* Problems and tasks *
a – According to the book review, in what county and state is Valentin Schmitz's farm?
b – Identify every line of the records that contains the string "step", matching case exactly.

=== Excerpt to read ===

In 1943, Valentin Schmitz, a brokenhearted flutist, spends his days working on his farm in Shelby County, Iowa. His friends and neighbors are heading off to war in Europe, but as a veteran, Schmitz has already served his country. Furthermore, the food he produces—ranging from vegetables to goat milk and honey—is considered vital to the war effort. Meanwhile, in Paris, a group of partisans wages war against the Nazi occupation and the collaborationist Vichy government. The alternating of settings from the homefront to Europe works well; the Iowa sections tend toward the slow and introspective, but the frequent returns to the tension and violence of war-torn France maintain momentum. This interweaving also provides comments on American military mobilization and the tension between those who are fighting abroad and those who stay at home. Ultimately, though, these two threads converge. Schmitz is of German descent through his father and French descent through his mother. His French relatives—who have been denied visas to immigrate to America—face persecution for their Jehovah’s Witnesses faith, a situation that drives Schmitz to take drastic action. The book is a philosophical novel as well as a historical one. Schmitz, an intriguing, educated character, displays deep concern with right and wrong. Sometimes the story’s allusions, such as Schmitz’s comparison of the dawn scene on his farm to the works of various 19th-century painters, are effective and evocative. At other times, the myriad dropped-in literary quotes are a bit much. Matthiessen can be heavy-handed in other ways as well: the author calls the selfish Shelby residents who refuse to look after their neighbors the Cains; a widowed young French partisan is named France Deschamps. Her husband Raymond’s dying words, “I love you, France,” take on an unsubtle double meaning. Still, the discussions of obligation, ethics, and resistance are quite nuanced and engaging. Readers should be eager to know what actions Schmitz takes in this and subsequent books.

=== Records for the exercise ===

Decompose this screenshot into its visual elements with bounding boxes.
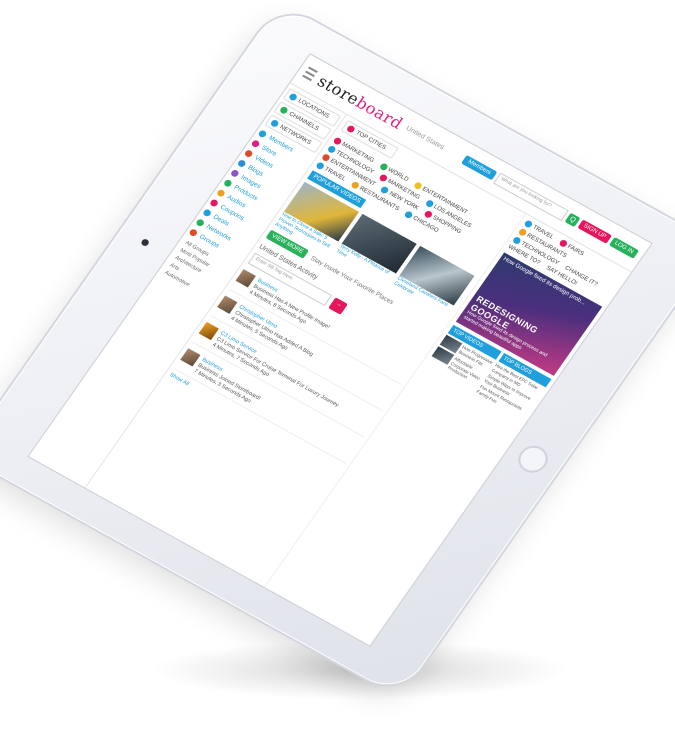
deal-icon xyxy=(202,208,213,218)
avatar[interactable] xyxy=(235,269,256,288)
signup-button[interactable]: SIGN UP xyxy=(577,219,612,244)
city-icon xyxy=(345,124,356,134)
audio-icon xyxy=(215,188,227,198)
location-pin-icon xyxy=(288,92,299,102)
image-icon xyxy=(229,168,240,178)
tablet-screen: storeboard United States Members What ar… xyxy=(27,53,653,647)
product-icon xyxy=(222,178,233,188)
enter-tag-button[interactable]: → xyxy=(328,297,348,315)
blog-icon xyxy=(236,158,247,169)
avatar[interactable] xyxy=(180,348,201,367)
group-icon xyxy=(188,228,199,238)
hamburger-menu-icon[interactable] xyxy=(302,66,318,82)
members-icon xyxy=(257,129,268,139)
video-icon xyxy=(243,149,254,159)
channels-icon xyxy=(278,105,289,115)
store-icon xyxy=(250,139,261,149)
sidebar-item-label: Deals xyxy=(211,213,231,228)
avatar[interactable] xyxy=(217,295,238,314)
country-selector[interactable]: United States xyxy=(405,125,446,151)
network-icon xyxy=(195,218,206,228)
coupon-icon xyxy=(208,198,220,208)
tablet-device: storeboard United States Members What ar… xyxy=(0,2,675,698)
networks-icon xyxy=(269,118,280,128)
login-button[interactable]: LOG IN xyxy=(608,236,640,259)
members-dropdown[interactable]: Members xyxy=(461,155,498,181)
sidebar-item-label: Store xyxy=(260,144,278,158)
avatar[interactable] xyxy=(198,321,219,341)
category-label: FAIRS xyxy=(566,243,585,257)
sidebar-item-label: Blogs xyxy=(246,164,265,178)
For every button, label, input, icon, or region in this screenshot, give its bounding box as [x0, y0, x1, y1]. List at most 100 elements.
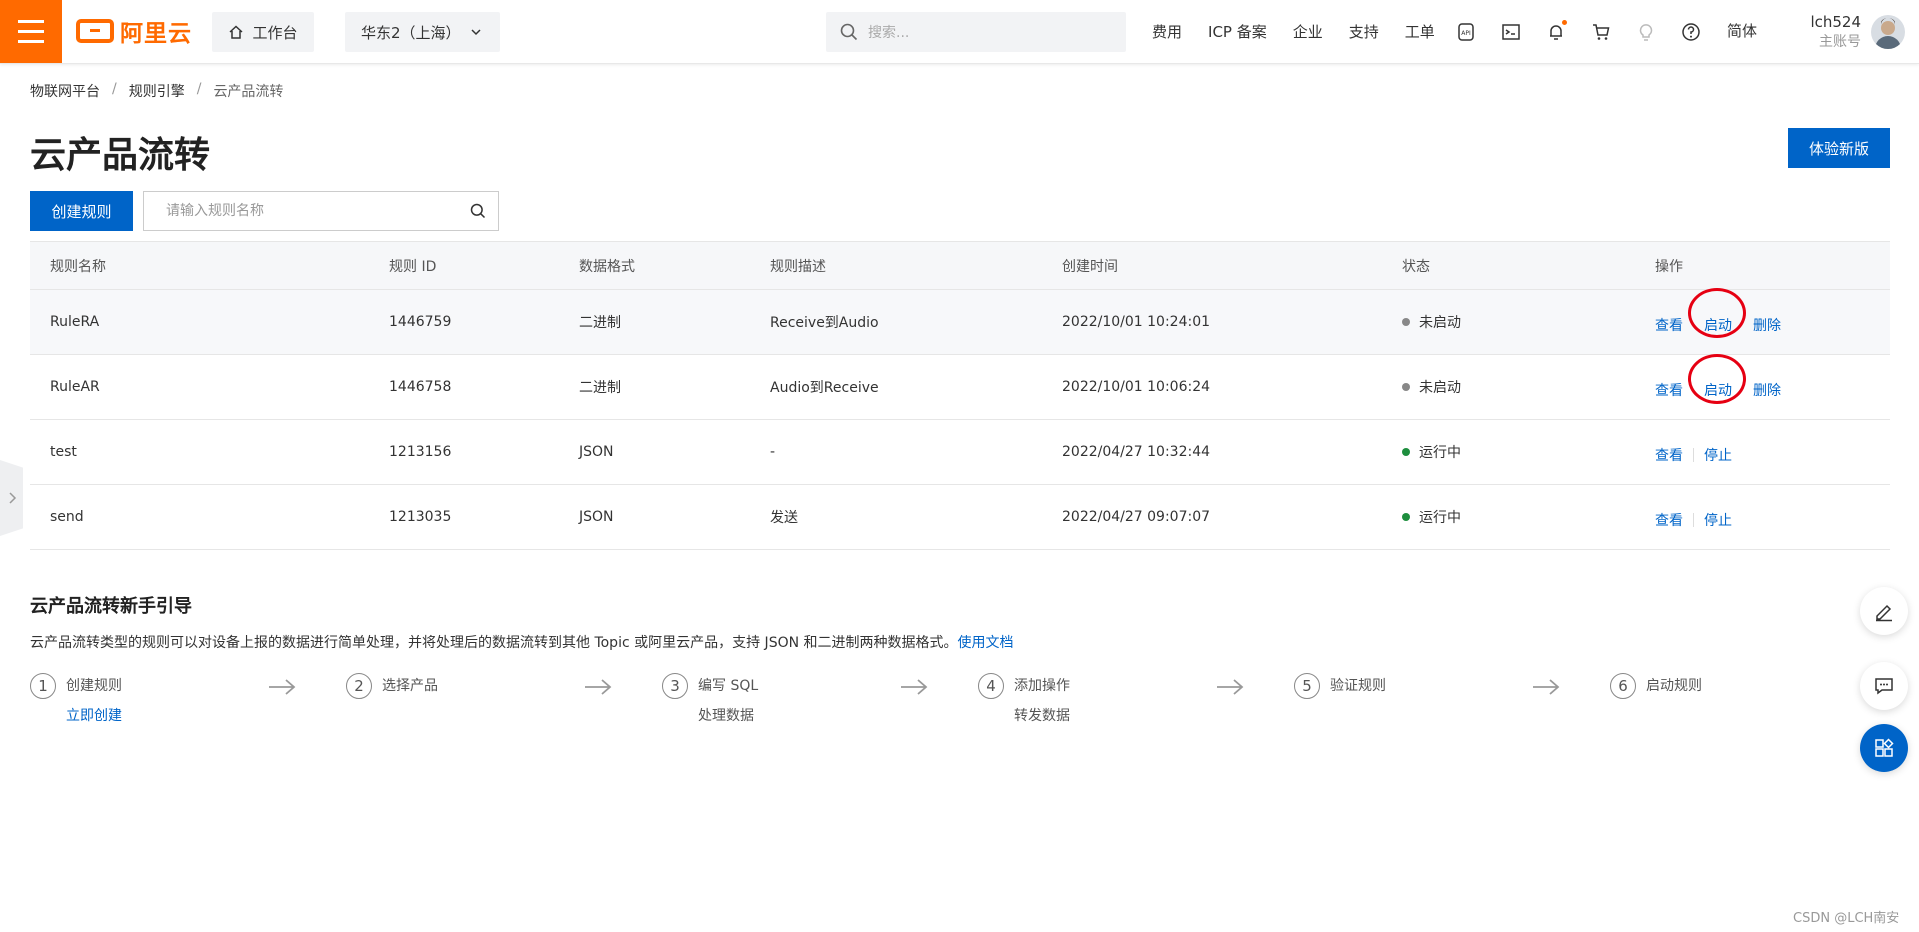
stop-link[interactable]: 停止: [1704, 445, 1732, 465]
avatar[interactable]: [1871, 15, 1905, 49]
annotation-circle: [1688, 288, 1746, 338]
rule-name-search: [143, 191, 499, 231]
rule-name-search-input[interactable]: [164, 202, 448, 220]
workbench-button[interactable]: 工作台: [212, 12, 314, 52]
rule-name: send: [50, 509, 84, 525]
chat-button[interactable]: [1860, 662, 1908, 710]
edit-icon: [1876, 604, 1892, 622]
step-number: 6: [1610, 673, 1636, 699]
header-data-format: 数据格式: [579, 258, 635, 275]
workbench-label: 工作台: [252, 23, 298, 42]
arrow-right-icon: [585, 679, 612, 695]
create-now-link[interactable]: 立即创建: [66, 701, 122, 731]
header-actions: 操作: [1655, 258, 1683, 275]
try-new-version-button[interactable]: 体验新版: [1788, 128, 1890, 168]
lightbulb-icon[interactable]: [1634, 20, 1658, 44]
delete-link[interactable]: 删除: [1753, 315, 1781, 335]
global-search-input[interactable]: 搜索...: [826, 12, 1126, 52]
row-actions: 查看 停止: [1655, 510, 1732, 530]
side-panel-toggle[interactable]: [0, 460, 23, 536]
rule-name: RuleRA: [50, 314, 100, 330]
cart-icon[interactable]: [1589, 20, 1613, 44]
status-dot: [1402, 513, 1410, 521]
guide-step: 5 验证规则: [1294, 673, 1386, 701]
nav-link-ticket[interactable]: 工单: [1405, 21, 1435, 42]
table-row: test 1213156 JSON - 2022/04/27 10:32:44 …: [30, 420, 1890, 485]
rule-format: 二进制: [579, 380, 621, 396]
watermark: CSDN @LCH南安: [1793, 911, 1900, 926]
feedback-button[interactable]: [1860, 587, 1908, 635]
breadcrumb-rule-engine[interactable]: 规则引擎: [129, 81, 185, 101]
arrow-right-icon: [269, 679, 296, 695]
guide-step: 4 添加操作 转发数据: [978, 673, 1070, 731]
home-icon: [229, 25, 243, 39]
nav-link-support[interactable]: 支持: [1349, 21, 1379, 42]
guide-description-text: 云产品流转类型的规则可以对设备上报的数据进行简单处理，并将处理后的数据流转到其他…: [30, 635, 958, 651]
chevron-down-icon: [471, 29, 481, 36]
terminal-icon[interactable]: [1499, 20, 1523, 44]
guide-description: 云产品流转类型的规则可以对设备上报的数据进行简单处理，并将处理后的数据流转到其他…: [30, 632, 1014, 652]
rule-format: 二进制: [579, 315, 621, 331]
nav-link-fees[interactable]: 费用: [1152, 21, 1182, 42]
page-title: 云产品流转: [30, 135, 211, 176]
step-number: 5: [1294, 673, 1320, 699]
user-account[interactable]: lch524 主账号: [1776, 12, 1861, 52]
status-text: 未启动: [1419, 380, 1461, 396]
step-label: 编写 SQL: [698, 678, 759, 694]
rule-id: 1213156: [389, 444, 452, 460]
rule-created-time: 2022/04/27 10:32:44: [1062, 444, 1211, 460]
search-icon[interactable]: [470, 203, 486, 219]
stop-link[interactable]: 停止: [1704, 510, 1732, 530]
guide-title: 云产品流转新手引导: [30, 596, 192, 617]
rule-id: 1446758: [389, 379, 452, 395]
aliyun-logo[interactable]: 阿里云: [76, 16, 192, 47]
svg-text:API: API: [1461, 30, 1471, 37]
header-created-time: 创建时间: [1062, 258, 1118, 275]
breadcrumb-separator: /: [112, 81, 117, 97]
arrow-right-icon: [1217, 679, 1244, 695]
guide-step: 1 创建规则 立即创建: [30, 673, 122, 731]
annotation-circle: [1688, 354, 1746, 404]
rule-id: 1446759: [389, 314, 452, 330]
arrow-right-icon: [1533, 679, 1560, 695]
api-icon[interactable]: API: [1454, 20, 1478, 44]
row-actions: 查看 停止: [1655, 445, 1732, 465]
step-sublabel: 处理数据: [698, 708, 754, 724]
doc-link[interactable]: 使用文档: [958, 635, 1014, 651]
action-divider: [1693, 513, 1694, 527]
nav-link-enterprise[interactable]: 企业: [1293, 21, 1323, 42]
breadcrumb-current: 云产品流转: [213, 84, 284, 100]
view-link[interactable]: 查看: [1655, 445, 1683, 465]
view-link[interactable]: 查看: [1655, 315, 1683, 335]
region-label: 华东2（上海）: [361, 23, 461, 42]
language-switch[interactable]: 简体: [1727, 20, 1757, 41]
apps-grid-icon: [1875, 738, 1894, 757]
hamburger-menu-button[interactable]: [0, 0, 62, 63]
help-icon[interactable]: [1679, 20, 1703, 44]
rules-table: 规则名称 规则 ID 数据格式 规则描述 创建时间 状态 操作 RuleRA 1…: [30, 241, 1890, 550]
apps-button[interactable]: [1860, 724, 1908, 772]
status-text: 运行中: [1419, 510, 1461, 526]
step-sublabel: 转发数据: [1014, 708, 1070, 724]
step-label: 创建规则: [66, 678, 122, 694]
user-name: lch524: [1810, 13, 1861, 31]
region-selector[interactable]: 华东2（上海）: [345, 12, 500, 52]
rule-name: RuleAR: [50, 379, 100, 395]
breadcrumb-iot-platform[interactable]: 物联网平台: [30, 81, 100, 101]
chat-icon: [1875, 678, 1893, 695]
rule-description: -: [770, 444, 776, 460]
rule-description: Audio到Receive: [770, 380, 879, 396]
status-dot: [1402, 383, 1410, 391]
status-badge: 运行中: [1402, 507, 1461, 527]
create-rule-button[interactable]: 创建规则: [30, 191, 133, 231]
view-link[interactable]: 查看: [1655, 510, 1683, 530]
rule-id: 1213035: [389, 509, 452, 525]
table-row: RuleAR 1446758 二进制 Audio到Receive 2022/10…: [30, 354, 1890, 420]
notification-dot: [1562, 19, 1567, 25]
view-link[interactable]: 查看: [1655, 380, 1683, 400]
bell-icon[interactable]: [1544, 19, 1568, 44]
delete-link[interactable]: 删除: [1753, 380, 1781, 400]
nav-link-icp[interactable]: ICP 备案: [1208, 21, 1267, 42]
status-badge: 未启动: [1402, 312, 1461, 332]
chevron-right-icon: [8, 492, 16, 504]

===

* Solutions for each task *
a – Shelby County, Iowa

b –
step-number: 6: [1610, 673, 1636, 699]
guide-step: 5 验证规则: [1294, 673, 1386, 701]
guide-step: 4 添加操作 转发数据: [978, 673, 1070, 731]
step-number: 5: [1294, 673, 1320, 699]
step-label: 编写 SQL: [698, 678, 759, 694]
guide-step: 1 创建规则 立即创建: [30, 673, 122, 731]
step-sublabel: 处理数据: [698, 708, 754, 724]
step-sublabel: 转发数据: [1014, 708, 1070, 724]
step-label: 创建规则: [66, 678, 122, 694]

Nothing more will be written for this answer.